## Begin EXCERPTED RECORDS

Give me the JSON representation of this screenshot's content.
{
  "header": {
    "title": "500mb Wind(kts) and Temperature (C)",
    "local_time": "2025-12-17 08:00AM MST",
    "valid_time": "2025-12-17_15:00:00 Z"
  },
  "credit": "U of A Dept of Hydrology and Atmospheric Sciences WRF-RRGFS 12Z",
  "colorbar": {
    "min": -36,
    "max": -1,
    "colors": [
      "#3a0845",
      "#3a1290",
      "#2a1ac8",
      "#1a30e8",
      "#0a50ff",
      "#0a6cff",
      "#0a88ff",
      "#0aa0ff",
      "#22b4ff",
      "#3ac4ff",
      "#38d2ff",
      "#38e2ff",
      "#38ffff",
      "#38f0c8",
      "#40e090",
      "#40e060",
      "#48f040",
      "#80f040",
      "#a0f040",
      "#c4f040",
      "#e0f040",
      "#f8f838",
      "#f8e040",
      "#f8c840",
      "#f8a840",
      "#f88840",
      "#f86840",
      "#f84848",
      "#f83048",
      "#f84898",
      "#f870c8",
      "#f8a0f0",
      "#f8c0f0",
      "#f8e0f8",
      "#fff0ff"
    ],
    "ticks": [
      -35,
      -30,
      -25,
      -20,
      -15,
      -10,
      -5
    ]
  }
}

## End EXCERPTED RECORDS

> WRITTEN REQUEST: Extract every entry above as it appears.

> THE RESPONSE:
Give me the JSON representation of this screenshot's content.
{
  "header": {
    "title": "500mb Wind(kts) and Temperature (C)",
    "local_time": "2025-12-17 08:00AM MST",
    "valid_time": "2025-12-17_15:00:00 Z"
  },
  "credit": "U of A Dept of Hydrology and Atmospheric Sciences WRF-RRGFS 12Z",
  "colorbar": {
    "min": -36,
    "max": -1,
    "colors": [
      "#3a0845",
      "#3a1290",
      "#2a1ac8",
      "#1a30e8",
      "#0a50ff",
      "#0a6cff",
      "#0a88ff",
      "#0aa0ff",
      "#22b4ff",
      "#3ac4ff",
      "#38d2ff",
      "#38e2ff",
      "#38ffff",
      "#38f0c8",
      "#40e090",
      "#40e060",
      "#48f040",
      "#80f040",
      "#a0f040",
      "#c4f040",
      "#e0f040",
      "#f8f838",
      "#f8e040",
      "#f8c840",
      "#f8a840",
      "#f88840",
      "#f86840",
      "#f84848",
      "#f83048",
      "#f84898",
      "#f870c8",
      "#f8a0f0",
      "#f8c0f0",
      "#f8e0f8",
      "#fff0ff"
    ],
    "ticks": [
      -35,
      -30,
      -25,
      -20,
      -15,
      -10,
      -5
    ]
  }
}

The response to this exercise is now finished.